* **Data records**:

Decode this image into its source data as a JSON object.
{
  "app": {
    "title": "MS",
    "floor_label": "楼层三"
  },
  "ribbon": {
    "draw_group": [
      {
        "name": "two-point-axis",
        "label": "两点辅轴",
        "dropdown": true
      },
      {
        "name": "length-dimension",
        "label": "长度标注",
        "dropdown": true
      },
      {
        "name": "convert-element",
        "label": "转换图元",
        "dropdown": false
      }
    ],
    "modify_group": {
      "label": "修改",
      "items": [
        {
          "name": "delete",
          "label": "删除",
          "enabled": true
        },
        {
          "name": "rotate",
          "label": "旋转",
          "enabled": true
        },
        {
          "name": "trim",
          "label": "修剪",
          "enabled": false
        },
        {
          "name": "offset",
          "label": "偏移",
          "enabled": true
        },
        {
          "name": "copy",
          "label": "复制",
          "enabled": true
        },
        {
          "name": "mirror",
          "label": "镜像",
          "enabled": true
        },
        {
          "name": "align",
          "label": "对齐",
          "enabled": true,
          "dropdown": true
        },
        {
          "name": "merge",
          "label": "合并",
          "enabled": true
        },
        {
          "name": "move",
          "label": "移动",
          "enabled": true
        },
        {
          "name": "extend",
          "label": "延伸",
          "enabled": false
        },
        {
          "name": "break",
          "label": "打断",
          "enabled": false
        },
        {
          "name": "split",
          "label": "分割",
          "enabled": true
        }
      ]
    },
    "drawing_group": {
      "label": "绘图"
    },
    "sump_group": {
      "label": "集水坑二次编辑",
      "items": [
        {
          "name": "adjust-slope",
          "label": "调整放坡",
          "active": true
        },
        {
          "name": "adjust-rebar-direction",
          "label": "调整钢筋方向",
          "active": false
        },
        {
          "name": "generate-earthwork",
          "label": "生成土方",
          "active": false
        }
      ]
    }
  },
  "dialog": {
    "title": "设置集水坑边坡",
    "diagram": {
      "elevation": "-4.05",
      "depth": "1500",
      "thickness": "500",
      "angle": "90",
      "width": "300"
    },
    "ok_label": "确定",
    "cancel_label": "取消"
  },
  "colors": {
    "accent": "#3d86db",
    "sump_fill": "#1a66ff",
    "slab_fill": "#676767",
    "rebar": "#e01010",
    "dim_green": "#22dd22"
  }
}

* **Brief**:
Repeat all the entries exactly as given.

* **Task output**:
Decode this image into its source data as a JSON object.
{
  "app": {
    "title": "MS",
    "floor_label": "楼层三"
  },
  "ribbon": {
    "draw_group": [
      {
        "name": "two-point-axis",
        "label": "两点辅轴",
        "dropdown": true
      },
      {
        "name": "length-dimension",
        "label": "长度标注",
        "dropdown": true
      },
      {
        "name": "convert-element",
        "label": "转换图元",
        "dropdown": false
      }
    ],
    "modify_group": {
      "label": "修改",
      "items": [
        {
          "name": "delete",
          "label": "删除",
          "enabled": true
        },
        {
          "name": "rotate",
          "label": "旋转",
          "enabled": true
        },
        {
          "name": "trim",
          "label": "修剪",
          "enabled": false
        },
        {
          "name": "offset",
          "label": "偏移",
          "enabled": true
        },
        {
          "name": "copy",
          "label": "复制",
          "enabled": true
        },
        {
          "name": "mirror",
          "label": "镜像",
          "enabled": true
        },
        {
          "name": "align",
          "label": "对齐",
          "enabled": true,
          "dropdown": true
        },
        {
          "name": "merge",
          "label": "合并",
          "enabled": true
        },
        {
          "name": "move",
          "label": "移动",
          "enabled": true
        },
        {
          "name": "extend",
          "label": "延伸",
          "enabled": false
        },
        {
          "name": "break",
          "label": "打断",
          "enabled": false
        },
        {
          "name": "split",
          "label": "分割",
          "enabled": true
        }
      ]
    },
    "drawing_group": {
      "label": "绘图"
    },
    "sump_group": {
      "label": "集水坑二次编辑",
      "items": [
        {
          "name": "adjust-slope",
          "label": "调整放坡",
          "active": true
        },
        {
          "name": "adjust-rebar-direction",
          "label": "调整钢筋方向",
          "active": false
        },
        {
          "name": "generate-earthwork",
          "label": "生成土方",
          "active": false
        }
      ]
    }
  },
  "dialog": {
    "title": "设置集水坑边坡",
    "diagram": {
      "elevation": "-4.05",
      "depth": "1500",
      "thickness": "500",
      "angle": "90",
      "width": "300"
    },
    "ok_label": "确定",
    "cancel_label": "取消"
  },
  "colors": {
    "accent": "#3d86db",
    "sump_fill": "#1a66ff",
    "slab_fill": "#676767",
    "rebar": "#e01010",
    "dim_green": "#22dd22"
  }
}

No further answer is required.